◆ **What is needed**
Which of the lines below contain the string "infection"? Copy each one.

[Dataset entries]
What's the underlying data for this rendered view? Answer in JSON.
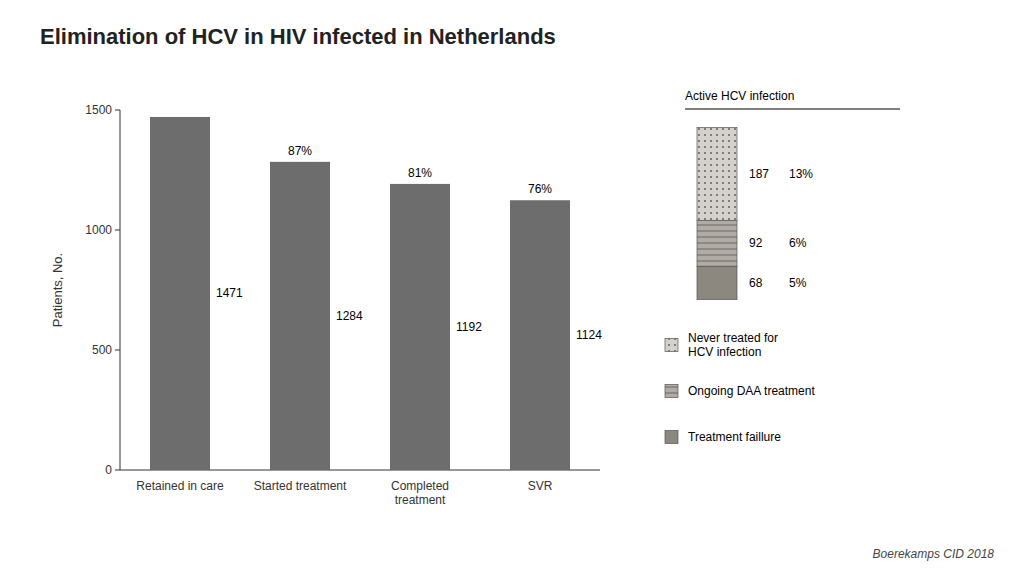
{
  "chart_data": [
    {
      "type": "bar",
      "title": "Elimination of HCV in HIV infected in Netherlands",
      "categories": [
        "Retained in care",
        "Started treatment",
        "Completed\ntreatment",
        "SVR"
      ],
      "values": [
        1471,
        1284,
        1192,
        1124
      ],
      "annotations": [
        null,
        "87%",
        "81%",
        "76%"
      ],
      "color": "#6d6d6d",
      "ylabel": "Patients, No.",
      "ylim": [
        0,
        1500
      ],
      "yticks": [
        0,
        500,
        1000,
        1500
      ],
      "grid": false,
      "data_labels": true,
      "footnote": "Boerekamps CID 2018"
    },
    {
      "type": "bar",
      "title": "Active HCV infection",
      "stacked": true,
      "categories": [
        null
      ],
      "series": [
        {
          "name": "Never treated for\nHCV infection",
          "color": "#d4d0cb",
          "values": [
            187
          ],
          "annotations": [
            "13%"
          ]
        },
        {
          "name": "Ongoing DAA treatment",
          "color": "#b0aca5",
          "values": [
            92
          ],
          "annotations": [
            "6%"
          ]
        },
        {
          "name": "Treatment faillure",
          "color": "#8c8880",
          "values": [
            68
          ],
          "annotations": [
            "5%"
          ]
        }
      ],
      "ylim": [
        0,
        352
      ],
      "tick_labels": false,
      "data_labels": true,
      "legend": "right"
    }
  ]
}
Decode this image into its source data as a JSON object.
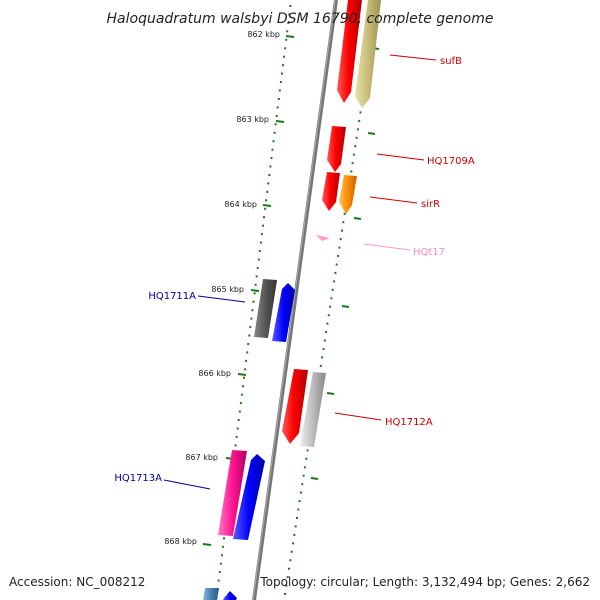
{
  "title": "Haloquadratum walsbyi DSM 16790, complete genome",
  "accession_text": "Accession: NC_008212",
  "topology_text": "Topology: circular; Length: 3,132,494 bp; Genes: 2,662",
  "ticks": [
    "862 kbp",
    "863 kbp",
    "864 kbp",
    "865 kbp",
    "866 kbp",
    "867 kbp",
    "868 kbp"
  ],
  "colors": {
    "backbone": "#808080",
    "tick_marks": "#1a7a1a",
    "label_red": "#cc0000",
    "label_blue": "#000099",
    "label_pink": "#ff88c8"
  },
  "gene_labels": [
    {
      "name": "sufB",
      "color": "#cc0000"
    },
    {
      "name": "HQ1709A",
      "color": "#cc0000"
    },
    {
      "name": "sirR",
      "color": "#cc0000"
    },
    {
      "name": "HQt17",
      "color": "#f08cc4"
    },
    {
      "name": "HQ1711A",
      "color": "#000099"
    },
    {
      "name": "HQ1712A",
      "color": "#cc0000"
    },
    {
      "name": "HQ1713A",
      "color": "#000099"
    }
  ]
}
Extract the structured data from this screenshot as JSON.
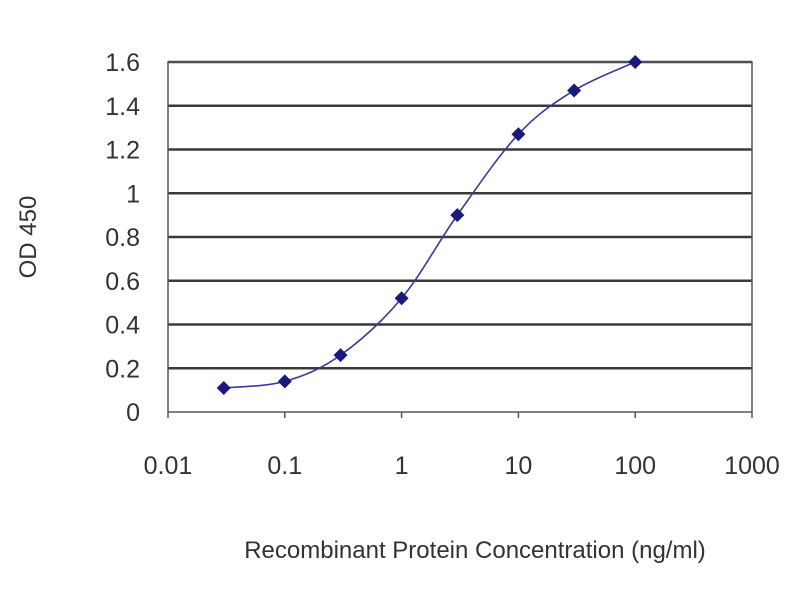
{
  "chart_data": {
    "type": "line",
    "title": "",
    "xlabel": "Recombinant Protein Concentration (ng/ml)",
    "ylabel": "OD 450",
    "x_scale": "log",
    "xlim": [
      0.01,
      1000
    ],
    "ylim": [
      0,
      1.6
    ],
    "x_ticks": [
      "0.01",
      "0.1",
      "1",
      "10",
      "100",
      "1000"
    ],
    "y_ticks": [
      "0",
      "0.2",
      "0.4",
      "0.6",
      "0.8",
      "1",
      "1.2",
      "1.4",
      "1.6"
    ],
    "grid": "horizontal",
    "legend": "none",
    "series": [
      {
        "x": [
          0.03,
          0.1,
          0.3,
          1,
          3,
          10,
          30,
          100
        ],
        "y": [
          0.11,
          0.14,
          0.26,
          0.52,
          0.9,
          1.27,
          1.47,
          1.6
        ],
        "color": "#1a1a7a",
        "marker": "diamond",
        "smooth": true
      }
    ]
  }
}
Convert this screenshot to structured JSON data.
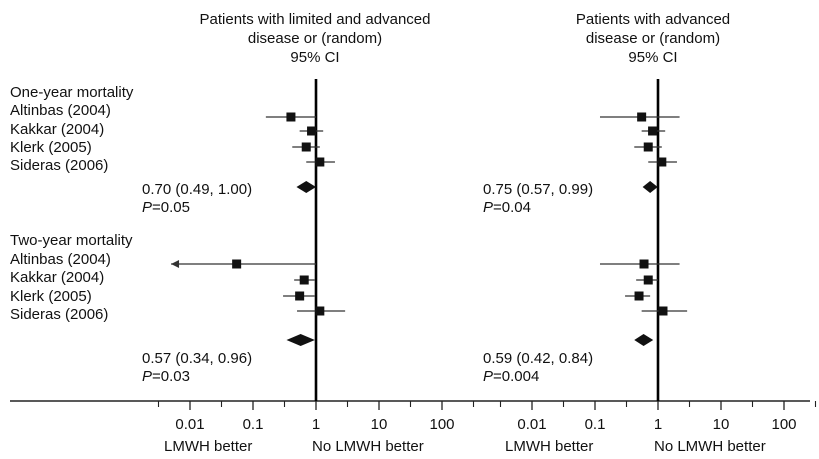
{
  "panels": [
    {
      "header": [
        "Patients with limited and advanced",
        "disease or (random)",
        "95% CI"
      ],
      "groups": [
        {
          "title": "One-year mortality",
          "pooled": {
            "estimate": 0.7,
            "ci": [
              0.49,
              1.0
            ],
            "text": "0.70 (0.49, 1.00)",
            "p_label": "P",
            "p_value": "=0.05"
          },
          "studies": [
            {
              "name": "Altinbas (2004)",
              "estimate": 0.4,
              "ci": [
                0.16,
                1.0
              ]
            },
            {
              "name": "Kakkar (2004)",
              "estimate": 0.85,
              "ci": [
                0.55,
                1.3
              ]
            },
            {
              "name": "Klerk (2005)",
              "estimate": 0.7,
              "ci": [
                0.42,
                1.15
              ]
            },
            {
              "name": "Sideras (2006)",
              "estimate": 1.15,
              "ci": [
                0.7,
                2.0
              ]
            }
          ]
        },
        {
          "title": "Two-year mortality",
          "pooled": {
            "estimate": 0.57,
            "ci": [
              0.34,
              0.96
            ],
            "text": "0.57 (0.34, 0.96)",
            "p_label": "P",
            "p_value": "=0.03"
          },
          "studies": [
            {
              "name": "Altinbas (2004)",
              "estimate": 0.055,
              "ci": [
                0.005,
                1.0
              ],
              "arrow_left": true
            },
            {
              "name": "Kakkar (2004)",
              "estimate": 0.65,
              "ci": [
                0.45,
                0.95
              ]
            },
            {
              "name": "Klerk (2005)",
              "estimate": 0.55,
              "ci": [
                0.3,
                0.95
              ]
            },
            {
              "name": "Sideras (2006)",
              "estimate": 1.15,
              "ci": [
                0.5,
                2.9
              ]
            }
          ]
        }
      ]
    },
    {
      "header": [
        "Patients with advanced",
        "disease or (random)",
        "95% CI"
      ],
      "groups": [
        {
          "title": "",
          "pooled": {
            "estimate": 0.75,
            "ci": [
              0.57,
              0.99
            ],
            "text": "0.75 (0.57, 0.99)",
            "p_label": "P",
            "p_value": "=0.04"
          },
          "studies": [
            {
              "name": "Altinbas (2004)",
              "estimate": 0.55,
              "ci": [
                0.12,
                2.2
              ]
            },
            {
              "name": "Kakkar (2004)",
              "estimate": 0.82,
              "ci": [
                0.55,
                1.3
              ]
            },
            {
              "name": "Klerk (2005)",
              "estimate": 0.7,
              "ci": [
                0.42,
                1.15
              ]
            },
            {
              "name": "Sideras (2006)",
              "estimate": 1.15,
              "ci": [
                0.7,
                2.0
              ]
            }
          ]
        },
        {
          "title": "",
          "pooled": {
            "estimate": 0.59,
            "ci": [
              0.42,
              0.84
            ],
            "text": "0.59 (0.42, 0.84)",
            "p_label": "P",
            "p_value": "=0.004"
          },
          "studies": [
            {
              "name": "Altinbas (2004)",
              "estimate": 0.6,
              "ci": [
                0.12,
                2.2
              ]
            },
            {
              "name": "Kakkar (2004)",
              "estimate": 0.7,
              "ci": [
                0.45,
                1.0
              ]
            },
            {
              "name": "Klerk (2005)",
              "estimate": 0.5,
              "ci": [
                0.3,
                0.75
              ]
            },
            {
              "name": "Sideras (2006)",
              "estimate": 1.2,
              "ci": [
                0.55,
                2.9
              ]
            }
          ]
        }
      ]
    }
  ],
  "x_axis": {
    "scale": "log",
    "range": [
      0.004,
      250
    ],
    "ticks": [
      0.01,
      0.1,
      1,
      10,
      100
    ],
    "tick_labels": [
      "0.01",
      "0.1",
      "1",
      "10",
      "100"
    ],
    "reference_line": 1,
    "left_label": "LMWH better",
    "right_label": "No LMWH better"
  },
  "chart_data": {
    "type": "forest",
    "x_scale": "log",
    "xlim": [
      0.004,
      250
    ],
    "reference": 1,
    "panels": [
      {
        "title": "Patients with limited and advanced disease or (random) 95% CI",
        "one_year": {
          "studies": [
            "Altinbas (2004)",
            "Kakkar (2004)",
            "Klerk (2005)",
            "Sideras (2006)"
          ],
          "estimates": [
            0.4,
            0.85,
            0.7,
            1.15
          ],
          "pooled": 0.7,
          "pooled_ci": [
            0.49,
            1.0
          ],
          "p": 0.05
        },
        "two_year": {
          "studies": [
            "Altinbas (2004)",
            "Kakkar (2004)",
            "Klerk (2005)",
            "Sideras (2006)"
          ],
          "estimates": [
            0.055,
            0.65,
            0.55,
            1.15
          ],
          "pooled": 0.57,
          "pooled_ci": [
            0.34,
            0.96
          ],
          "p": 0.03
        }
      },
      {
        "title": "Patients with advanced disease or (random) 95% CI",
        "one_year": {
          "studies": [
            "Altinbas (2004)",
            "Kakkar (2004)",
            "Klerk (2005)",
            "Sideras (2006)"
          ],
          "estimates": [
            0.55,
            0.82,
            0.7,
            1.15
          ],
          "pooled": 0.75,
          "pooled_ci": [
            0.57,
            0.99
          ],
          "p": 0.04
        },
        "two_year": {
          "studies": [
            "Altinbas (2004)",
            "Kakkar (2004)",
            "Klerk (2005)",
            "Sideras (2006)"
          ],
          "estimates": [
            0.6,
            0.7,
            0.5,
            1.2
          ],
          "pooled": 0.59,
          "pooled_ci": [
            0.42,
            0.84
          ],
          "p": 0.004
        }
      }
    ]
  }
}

◆ **Answer box**
      "title": "Active HCV infection",
          "name": "Never treated for\nHCV infection",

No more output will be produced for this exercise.